Copy all of the material below exactly.

"""

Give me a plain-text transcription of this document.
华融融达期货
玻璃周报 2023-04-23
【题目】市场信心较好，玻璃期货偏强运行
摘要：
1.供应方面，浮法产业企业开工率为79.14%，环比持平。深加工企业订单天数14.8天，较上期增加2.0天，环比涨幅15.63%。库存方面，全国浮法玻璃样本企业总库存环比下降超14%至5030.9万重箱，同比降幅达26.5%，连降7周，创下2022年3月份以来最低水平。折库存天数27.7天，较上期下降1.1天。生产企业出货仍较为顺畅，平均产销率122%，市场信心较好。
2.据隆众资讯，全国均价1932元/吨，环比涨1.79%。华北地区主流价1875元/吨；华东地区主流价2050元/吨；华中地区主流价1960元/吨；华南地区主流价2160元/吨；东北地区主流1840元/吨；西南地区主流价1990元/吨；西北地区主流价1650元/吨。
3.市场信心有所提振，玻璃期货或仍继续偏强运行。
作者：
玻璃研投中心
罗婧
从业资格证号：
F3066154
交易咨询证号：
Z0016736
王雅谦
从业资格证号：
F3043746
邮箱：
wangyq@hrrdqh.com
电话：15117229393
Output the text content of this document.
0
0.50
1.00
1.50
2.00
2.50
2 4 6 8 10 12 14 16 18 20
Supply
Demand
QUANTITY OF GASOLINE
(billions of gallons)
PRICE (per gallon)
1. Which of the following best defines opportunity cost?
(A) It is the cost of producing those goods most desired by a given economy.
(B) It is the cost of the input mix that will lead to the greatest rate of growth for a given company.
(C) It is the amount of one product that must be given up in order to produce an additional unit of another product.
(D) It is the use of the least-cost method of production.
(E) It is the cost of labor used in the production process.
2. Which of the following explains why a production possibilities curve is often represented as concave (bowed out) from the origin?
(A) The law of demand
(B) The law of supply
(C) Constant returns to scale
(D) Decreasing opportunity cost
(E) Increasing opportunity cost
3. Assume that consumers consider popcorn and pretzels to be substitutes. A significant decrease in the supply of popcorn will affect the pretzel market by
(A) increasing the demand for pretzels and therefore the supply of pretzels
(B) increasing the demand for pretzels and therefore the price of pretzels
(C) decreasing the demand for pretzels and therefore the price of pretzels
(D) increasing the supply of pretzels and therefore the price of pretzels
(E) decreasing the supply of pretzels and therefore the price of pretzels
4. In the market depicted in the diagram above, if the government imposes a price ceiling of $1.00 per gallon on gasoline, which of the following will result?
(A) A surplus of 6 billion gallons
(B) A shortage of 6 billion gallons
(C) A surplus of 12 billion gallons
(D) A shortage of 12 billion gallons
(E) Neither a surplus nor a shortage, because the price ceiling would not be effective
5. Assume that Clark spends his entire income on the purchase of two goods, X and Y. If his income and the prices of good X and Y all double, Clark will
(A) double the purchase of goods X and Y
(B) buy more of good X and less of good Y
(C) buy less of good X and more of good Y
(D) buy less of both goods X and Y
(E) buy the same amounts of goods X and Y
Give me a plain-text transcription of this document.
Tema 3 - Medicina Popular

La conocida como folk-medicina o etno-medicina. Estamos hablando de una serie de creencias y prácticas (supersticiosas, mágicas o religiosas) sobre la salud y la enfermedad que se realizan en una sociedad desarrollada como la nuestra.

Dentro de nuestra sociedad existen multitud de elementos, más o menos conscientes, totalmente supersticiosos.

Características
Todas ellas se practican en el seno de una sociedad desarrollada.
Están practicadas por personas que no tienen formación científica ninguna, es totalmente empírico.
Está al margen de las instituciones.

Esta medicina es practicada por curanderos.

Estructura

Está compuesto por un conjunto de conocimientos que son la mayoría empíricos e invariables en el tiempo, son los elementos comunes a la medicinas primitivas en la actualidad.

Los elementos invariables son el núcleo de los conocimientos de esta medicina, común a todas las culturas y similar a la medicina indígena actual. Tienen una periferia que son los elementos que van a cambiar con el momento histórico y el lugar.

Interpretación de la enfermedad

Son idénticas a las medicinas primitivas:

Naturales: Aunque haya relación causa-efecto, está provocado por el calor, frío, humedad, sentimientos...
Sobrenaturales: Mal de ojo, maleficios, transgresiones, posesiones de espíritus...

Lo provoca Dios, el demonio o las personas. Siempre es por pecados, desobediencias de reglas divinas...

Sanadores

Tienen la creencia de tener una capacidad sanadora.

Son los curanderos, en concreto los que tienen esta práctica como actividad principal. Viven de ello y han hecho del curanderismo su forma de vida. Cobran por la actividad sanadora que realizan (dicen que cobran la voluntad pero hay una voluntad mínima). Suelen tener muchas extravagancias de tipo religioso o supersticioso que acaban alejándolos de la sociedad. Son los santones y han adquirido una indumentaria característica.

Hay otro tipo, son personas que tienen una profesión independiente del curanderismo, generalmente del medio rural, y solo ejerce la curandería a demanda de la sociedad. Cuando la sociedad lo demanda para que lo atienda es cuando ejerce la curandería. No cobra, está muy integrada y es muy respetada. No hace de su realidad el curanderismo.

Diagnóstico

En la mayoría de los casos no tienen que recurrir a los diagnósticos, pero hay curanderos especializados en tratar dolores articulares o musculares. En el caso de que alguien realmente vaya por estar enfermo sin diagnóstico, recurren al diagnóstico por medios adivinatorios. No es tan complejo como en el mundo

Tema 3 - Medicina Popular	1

"""

## [RESULT]
Give me a plain-text transcription of this document.
华融融达期货
玻璃周报 2023-04-23
【题目】市场信心较好，玻璃期货偏强运行
摘要：
1.供应方面，浮法产业企业开工率为79.14%，环比持平。深加工企业订单天数14.8天，较上期增加2.0天，环比涨幅15.63%。库存方面，全国浮法玻璃样本企业总库存环比下降超14%至5030.9万重箱，同比降幅达26.5%，连降7周，创下2022年3月份以来最低水平。折库存天数27.7天，较上期下降1.1天。生产企业出货仍较为顺畅，平均产销率122%，市场信心较好。
2.据隆众资讯，全国均价1932元/吨，环比涨1.79%。华北地区主流价1875元/吨；华东地区主流价2050元/吨；华中地区主流价1960元/吨；华南地区主流价2160元/吨；东北地区主流1840元/吨；西南地区主流价1990元/吨；西北地区主流价1650元/吨。
3.市场信心有所提振，玻璃期货或仍继续偏强运行。
作者：
玻璃研投中心
罗婧
从业资格证号：
F3066154
交易咨询证号：
Z0016736
王雅谦
从业资格证号：
F3043746
邮箱：
wangyq@hrrdqh.com
电话：15117229393
Output the text content of this document.
0
0.50
1.00
1.50
2.00
2.50
2 4 6 8 10 12 14 16 18 20
Supply
Demand
QUANTITY OF GASOLINE
(billions of gallons)
PRICE (per gallon)
1. Which of the following best defines opportunity cost?
(A) It is the cost of producing those goods most desired by a given economy.
(B) It is the cost of the input mix that will lead to the greatest rate of growth for a given company.
(C) It is the amount of one product that must be given up in order to produce an additional unit of another product.
(D) It is the use of the least-cost method of production.
(E) It is the cost of labor used in the production process.
2. Which of the following explains why a production possibilities curve is often represented as concave (bowed out) from the origin?
(A) The law of demand
(B) The law of supply
(C) Constant returns to scale
(D) Decreasing opportunity cost
(E) Increasing opportunity cost
3. Assume that consumers consider popcorn and pretzels to be substitutes. A significant decrease in the supply of popcorn will affect the pretzel market by
(A) increasing the demand for pretzels and therefore the supply of pretzels
(B) increasing the demand for pretzels and therefore the price of pretzels
(C) decreasing the demand for pretzels and therefore the price of pretzels
(D) increasing the supply of pretzels and therefore the price of pretzels
(E) decreasing the supply of pretzels and therefore the price of pretzels
4. In the market depicted in the diagram above, if the government imposes a price ceiling of $1.00 per gallon on gasoline, which of the following will result?
(A) A surplus of 6 billion gallons
(B) A shortage of 6 billion gallons
(C) A surplus of 12 billion gallons
(D) A shortage of 12 billion gallons
(E) Neither a surplus nor a shortage, because the price ceiling would not be effective
5. Assume that Clark spends his entire income on the purchase of two goods, X and Y. If his income and the prices of good X and Y all double, Clark will
(A) double the purchase of goods X and Y
(B) buy more of good X and less of good Y
(C) buy less of good X and more of good Y
(D) buy less of both goods X and Y
(E) buy the same amounts of goods X and Y
Give me a plain-text transcription of this document.
Tema 3 - Medicina Popular

La conocida como folk-medicina o etno-medicina. Estamos hablando de una serie de creencias y prácticas (supersticiosas, mágicas o religiosas) sobre la salud y la enfermedad que se realizan en una sociedad desarrollada como la nuestra.

Dentro de nuestra sociedad existen multitud de elementos, más o menos conscientes, totalmente supersticiosos.

Características
Todas ellas se practican en el seno de una sociedad desarrollada.
Están practicadas por personas que no tienen formación científica ninguna, es totalmente empírico.
Está al margen de las instituciones.

Esta medicina es practicada por curanderos.

Estructura

Está compuesto por un conjunto de conocimientos que son la mayoría empíricos e invariables en el tiempo, son los elementos comunes a la medicinas primitivas en la actualidad.

Los elementos invariables son el núcleo de los conocimientos de esta medicina, común a todas las culturas y similar a la medicina indígena actual. Tienen una periferia que son los elementos que van a cambiar con el momento histórico y el lugar.

Interpretación de la enfermedad

Son idénticas a las medicinas primitivas:

Naturales: Aunque haya relación causa-efecto, está provocado por el calor, frío, humedad, sentimientos...
Sobrenaturales: Mal de ojo, maleficios, transgresiones, posesiones de espíritus...

Lo provoca Dios, el demonio o las personas. Siempre es por pecados, desobediencias de reglas divinas...

Sanadores

Tienen la creencia de tener una capacidad sanadora.

Son los curanderos, en concreto los que tienen esta práctica como actividad principal. Viven de ello y han hecho del curanderismo su forma de vida. Cobran por la actividad sanadora que realizan (dicen que cobran la voluntad pero hay una voluntad mínima). Suelen tener muchas extravagancias de tipo religioso o supersticioso que acaban alejándolos de la sociedad. Son los santones y han adquirido una indumentaria característica.

Hay otro tipo, son personas que tienen una profesión independiente del curanderismo, generalmente del medio rural, y solo ejerce la curandería a demanda de la sociedad. Cuando la sociedad lo demanda para que lo atienda es cuando ejerce la curandería. No cobra, está muy integrada y es muy respetada. No hace de su realidad el curanderismo.

Diagnóstico

En la mayoría de los casos no tienen que recurrir a los diagnósticos, pero hay curanderos especializados en tratar dolores articulares o musculares. En el caso de que alguien realmente vaya por estar enfermo sin diagnóstico, recurren al diagnóstico por medios adivinatorios. No es tan complejo como en el mundo

Tema 3 - Medicina Popular	1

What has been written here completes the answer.